STATED TASK:
Format every line of the material below as a numbered list, omitting blank lines and leaving the pictures out of the result.

--- START MATERIAL FOR THIS TASK ---

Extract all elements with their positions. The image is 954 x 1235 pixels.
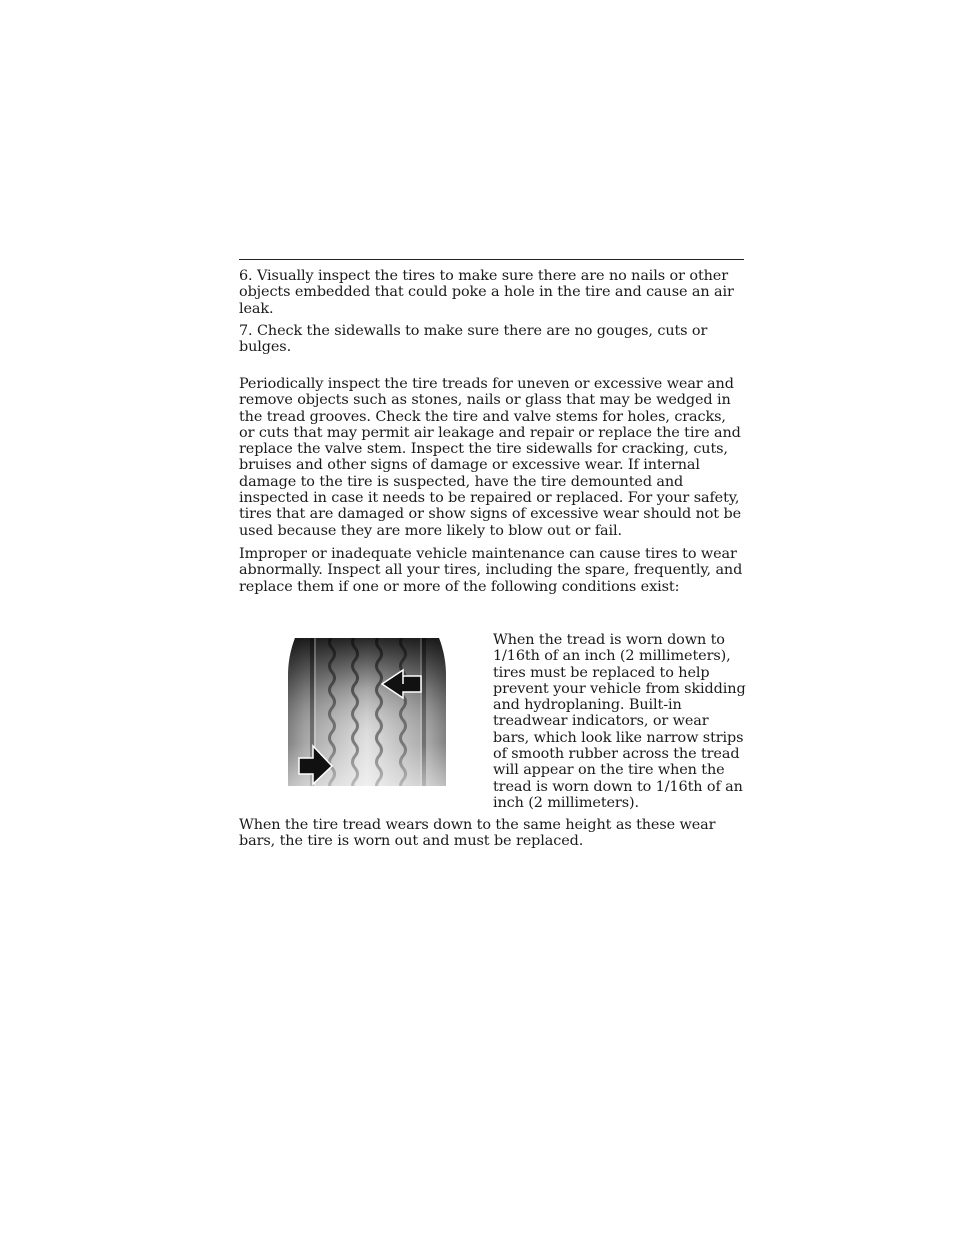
maintenance-paragraph: Improper or inadequate vehicle maintenance can cause tires to wear abnormally. Inspect all your tires, including the spare, frequently, and replace them if one or more of the following conditions exist: <box>239 546 743 595</box>
header-rule <box>239 259 744 260</box>
step-7-text: 7. Check the sidewalls to make sure there are no gouges, cuts or bulges. <box>239 323 708 356</box>
wear-bars-paragraph: When the tire tread wears down to the same height as these wear bars, the tire is worn out and must be replaced. <box>239 817 716 850</box>
tire-tread-illustration <box>285 636 449 788</box>
tread-inspection-paragraph: Periodically inspect the tire treads for uneven or excessive wear and remove objects such as stones, nails or glass that may be wedged in the tread grooves. Check the tire and valve stems for holes, cracks, or cuts that may permit air leakage and repair or replace the tire and replace the valve stem. Inspect the tire sidewalls for cracking, cuts, bruises and other signs of damage or excessive wear. If internal damage to the tire is suspected, have the tire demounted and inspected in case it needs to be repaired or replaced. For your safety, tires that are damaged or show signs of excessive wear should not be used because they are more likely to blow out or fail. <box>239 376 741 539</box>
tire-tread-icon <box>285 636 449 788</box>
tread-wear-indicator-text: When the tread is worn down to 1/16th of an inch (2 millimeters), tires must be replaced to help prevent your vehicle from skidding and hydroplaning. Built-in treadwear indicators, or wear bars, which look like narrow strips of smooth rubber across the tread will appear on the tire when the tread is worn down to 1/16th of an inch (2 millimeters). <box>493 632 746 811</box>
step-6-text: 6. Visually inspect the tires to make sure there are no nails or other objects embedded that could poke a hole in the tire and cause an air leak. <box>239 268 734 317</box>
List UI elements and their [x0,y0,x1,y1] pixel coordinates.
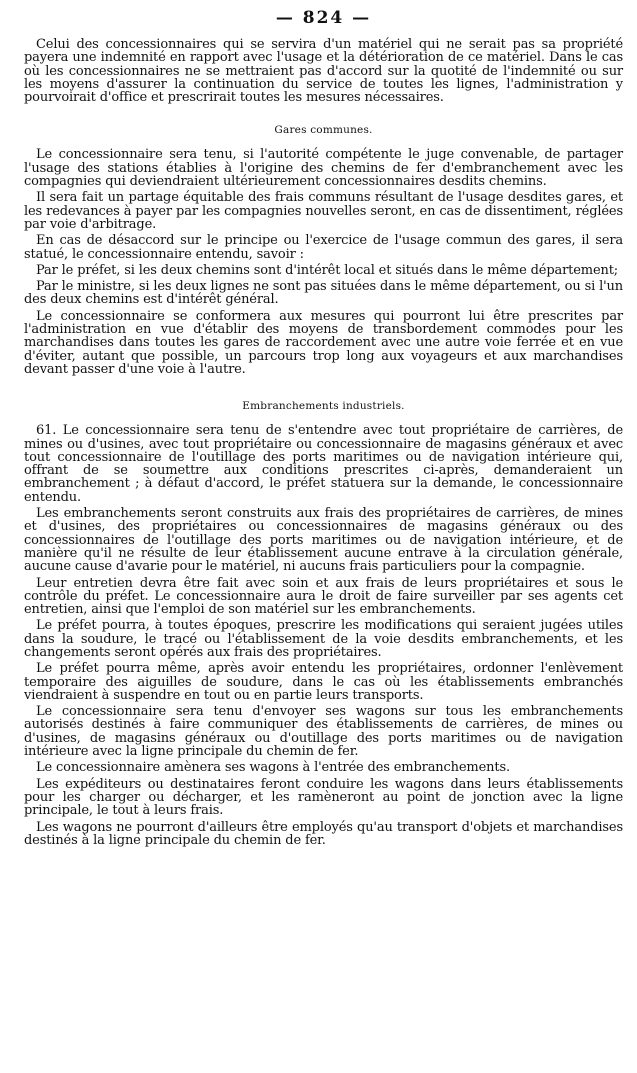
paragraph: Les embranchements seront construits aux frais des propriétaires de carrières, de mines et d'usines, des propriétaires ou concessionnaires de magasins généraux ou des concessionnaires de l'outillage des ports maritimes ou de navigation intérieure, et de manière qu'il ne résulte de leur établissement aucune entrave à la circulation générale, aucune cause d'avarie pour le matériel, ni aucuns frais particuliers pour la compagnie. [24,506,623,575]
paragraph: Le préfet pourra même, après avoir entendu les propriétaires, ordonner l'enlèvement temporaire des aiguilles de soudure, dans le cas où les établissements embranchés viendraient à suspendre en tout ou en partie leurs transports. [24,661,623,703]
paragraph: En cas de désaccord sur le principe ou l'exercice de l'usage commun des gares, il sera statué, le concessionnaire entendu, savoir : [24,233,623,262]
paragraph: Le concessionnaire se conformera aux mesures qui pourront lui être prescrites par l'administration en vue d'établir des moyens de transbordement commodes pour les marchandises dans toutes les gares de raccordement avec une autre voie ferrée et en vue d'éviter, autant que possible, un parcours trop long aux voyageurs et aux marchandises devant passer d'une voie à l'autre. [24,308,623,377]
page-number: — 824 — [275,8,372,28]
paragraph: Les expéditeurs ou destinataires feront conduire les wagons dans leurs établissements pour les charger ou décharger, et les ramèneront au point de jonction avec la ligne principale, le tout à leurs frais. [24,776,623,819]
section-heading-gares-communes: Gares communes. [274,124,373,137]
paragraph: Le concessionnaire sera tenu, si l'autorité compétente le juge convenable, de partager l'usage des stations établies à l'origine des chemins de fer d'embranchement avec les compagnies qui deviendraient ultérieurement concessionnaires desdits chemins. [24,147,623,190]
paragraph: Par le préfet, si les deux chemins sont d'intérêt local et situés dans le même département; [36,262,619,278]
intro-paragraph: Celui des concessionnaires qui se servira d'un matériel qui ne serait pas sa propriété payera une indemnité en rapport avec l'usage et la détérioration de ce matériel. Dans le cas où les concessionnaires ne se mettraient pas d'accord sur la quotité de l'indemnité ou sur les moyens d'assurer la continuation du service de toutes les lignes, l'administration y pourvoirait d'office et prescrirait toutes les mesures nécessaires. [24,37,623,106]
paragraph: Le préfet pourra, à toutes époques, prescrire les modifications qui seraient jugées utiles dans la soudure, le tracé ou l'établissement de la voie desdits embranchements, et les changements seront opérés aux frais des propriétaires. [24,618,623,660]
paragraph: Il sera fait un partage équitable des frais communs résultant de l'usage desdites gares, et les redevances à payer par les compagnies nouvelles seront, en cas de dissentiment, réglées par voie d'arbitrage. [24,190,623,232]
paragraph: Les wagons ne pourront d'ailleurs être employés qu'au transport d'objets et marchandises destinés à la ligne principale du chemin de fer. [24,819,623,848]
paragraph: Le concessionnaire sera tenu d'envoyer ses wagons sur tous les embranchements autorisés destinés à faire communiquer des établissements de carrières, de mines ou d'usines, de magasins généraux ou d'outillage des ports maritimes ou de navigation intérieure avec la ligne principale du chemin de fer. [24,704,623,760]
paragraph: Le concessionnaire amènera ses wagons à l'entrée des embranchements. [36,760,510,776]
paragraph: Par le ministre, si les deux lignes ne sont pas situées dans le même département, ou si l'un des deux chemins est d'intérêt général. [24,279,623,308]
section-heading-embranchements-industriels: Embranchements industriels. [242,400,405,413]
paragraph: 61. Le concessionnaire sera tenu de s'entendre avec tout propriétaire de carrières, de mines ou d'usines, avec tout propriétaire ou concessionnaire de magasins généraux et avec tout concessionnaire de l'outillage des ports maritimes ou de navigation intérieure qui, offrant de se soumettre aux conditions prescrites ci-après, demanderaient un embranchement ; à défaut d'accord, le préfet statuera sur la demande, le concessionnaire entendu. [24,423,623,505]
paragraph: Leur entretien devra être fait avec soin et aux frais de leurs propriétaires et sous le contrôle du préfet. Le concessionnaire aura le droit de faire surveiller par ses agents cet entretien, ainsi que l'emploi de son matériel sur les embranchements. [24,575,623,618]
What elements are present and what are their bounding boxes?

--- END MATERIAL FOR THIS TASK ---

EXPECTED ANSWER:
1. Extract all elements with their positions. The image is 954 x 1235 pixels.
2. maintenance-paragraph: Improper or inadequate vehicle maintenance can cause tires to wear abnormally. Inspect all your tires, including the spare, frequently, and replace them if one or more of the following conditions exist: <box>239 546 743 595</box>
3. header-rule <box>239 259 744 260</box>
4. step-7-text: 7. Check the sidewalls to make sure there are no gouges, cuts or bulges. <box>239 323 708 356</box>
5. wear-bars-paragraph: When the tire tread wears down to the same height as these wear bars, the tire is worn out and must be replaced. <box>239 817 716 850</box>
6. tire-tread-illustration <box>285 636 449 788</box>
7. tread-inspection-paragraph: Periodically inspect the tire treads for uneven or excessive wear and remove objects such as stones, nails or glass that may be wedged in the tread grooves. Check the tire and valve stems for holes, cracks, or cuts that may permit air leakage and repair or replace the tire and replace the valve stem. Inspect the tire sidewalls for cracking, cuts, bruises and other signs of damage or excessive wear. If internal damage to the tire is suspected, have the tire demounted and inspected in case it needs to be repaired or replaced. For your safety, tires that are damaged or show signs of excessive wear should not be used because they are more likely to blow out or fail. <box>239 376 741 539</box>
8. tire-tread-icon <box>285 636 449 788</box>
9. tread-wear-indicator-text: When the tread is worn down to 1/16th of an inch (2 millimeters), tires must be replaced to help prevent your vehicle from skidding and hydroplaning. Built-in treadwear indicators, or wear bars, which look like narrow strips of smooth rubber across the tread will appear on the tire when the tread is worn down to 1/16th of an inch (2 millimeters). <box>493 632 746 811</box>
10. step-6-text: 6. Visually inspect the tires to make sure there are no nails or other objects embedded that could poke a hole in the tire and cause an air leak. <box>239 268 734 317</box>
11. List UI elements and their [x0,y0,x1,y1] pixel coordinates.
12. paragraph: Les embranchements seront construits aux frais des propriétaires de carrières, de mines et d'usines, des propriétaires ou concessionnaires de magasins généraux ou des concessionnaires de l'outillage des ports maritimes ou de navigation intérieure, et de manière qu'il ne résulte de leur établissement aucune entrave à la circulation générale, aucune cause d'avarie pour le matériel, ni aucuns frais particuliers pour la compagnie. [24,506,623,575]
13. paragraph: Le préfet pourra même, après avoir entendu les propriétaires, ordonner l'enlèvement temporaire des aiguilles de soudure, dans le cas où les établissements embranchés viendraient à suspendre en tout ou en partie leurs transports. [24,661,623,703]
14. paragraph: En cas de désaccord sur le principe ou l'exercice de l'usage commun des gares, il sera statué, le concessionnaire entendu, savoir : [24,233,623,262]
15. paragraph: Le concessionnaire se conformera aux mesures qui pourront lui être prescrites par l'administration en vue d'établir des moyens de transbordement commodes pour les marchandises dans toutes les gares de raccordement avec une autre voie ferrée et en vue d'éviter, autant que possible, un parcours trop long aux voyageurs et aux marchandises devant passer d'une voie à l'autre. [24,308,623,377]
16. page-number: — 824 — [275,8,372,28]
17. paragraph: Les expéditeurs ou destinataires feront conduire les wagons dans leurs établissements pour les charger ou décharger, et les ramèneront au point de jonction avec la ligne principale, le tout à leurs frais. [24,776,623,819]
18. section-heading-gares-communes: Gares communes. [274,124,373,137]
19. paragraph: Le concessionnaire sera tenu, si l'autorité compétente le juge convenable, de partager l'usage des stations établies à l'origine des chemins de fer d'embranchement avec les compagnies qui deviendraient ultérieurement concessionnaires desdits chemins. [24,147,623,190]
20. paragraph: Par le préfet, si les deux chemins sont d'intérêt local et situés dans le même département; [36,262,619,278]
21. intro-paragraph: Celui des concessionnaires qui se servira d'un matériel qui ne serait pas sa propriété payera une indemnité en rapport avec l'usage et la détérioration de ce matériel. Dans le cas où les concessionnaires ne se mettraient pas d'accord sur la quotité de l'indemnité ou sur les moyens d'assurer la continuation du service de toutes les lignes, l'administration y pourvoirait d'office et prescrirait toutes les mesures nécessaires. [24,37,623,106]
22. paragraph: Le préfet pourra, à toutes époques, prescrire les modifications qui seraient jugées utiles dans la soudure, le tracé ou l'établissement de la voie desdits embranchements, et les changements seront opérés aux frais des propriétaires. [24,618,623,660]
23. paragraph: Il sera fait un partage équitable des frais communs résultant de l'usage desdites gares, et les redevances à payer par les compagnies nouvelles seront, en cas de dissentiment, réglées par voie d'arbitrage. [24,190,623,232]
24. paragraph: Les wagons ne pourront d'ailleurs être employés qu'au transport d'objets et marchandises destinés à la ligne principale du chemin de fer. [24,819,623,848]
25. paragraph: Le concessionnaire sera tenu d'envoyer ses wagons sur tous les embranchements autorisés destinés à faire communiquer des établissements de carrières, de mines ou d'usines, de magasins généraux ou d'outillage des ports maritimes ou de navigation intérieure avec la ligne principale du chemin de fer. [24,704,623,760]
26. paragraph: Le concessionnaire amènera ses wagons à l'entrée des embranchements. [36,760,510,776]
27. paragraph: Par le ministre, si les deux lignes ne sont pas situées dans le même département, ou si l'un des deux chemins est d'intérêt général. [24,279,623,308]
28. section-heading-embranchements-industriels: Embranchements industriels. [242,400,405,413]
29. paragraph: 61. Le concessionnaire sera tenu de s'entendre avec tout propriétaire de carrières, de mines ou d'usines, avec tout propriétaire ou concessionnaire de magasins généraux et avec tout concessionnaire de l'outillage des ports maritimes ou de navigation intérieure qui, offrant de se soumettre aux conditions prescrites ci-après, demanderaient un embranchement ; à défaut d'accord, le préfet statuera sur la demande, le concessionnaire entendu. [24,423,623,505]
30. paragraph: Leur entretien devra être fait avec soin et aux frais de leurs propriétaires et sous le contrôle du préfet. Le concessionnaire aura le droit de faire surveiller par ses agents cet entretien, ainsi que l'emploi de son matériel sur les embranchements. [24,575,623,618]
31. What elements are present and what are their bounding boxes?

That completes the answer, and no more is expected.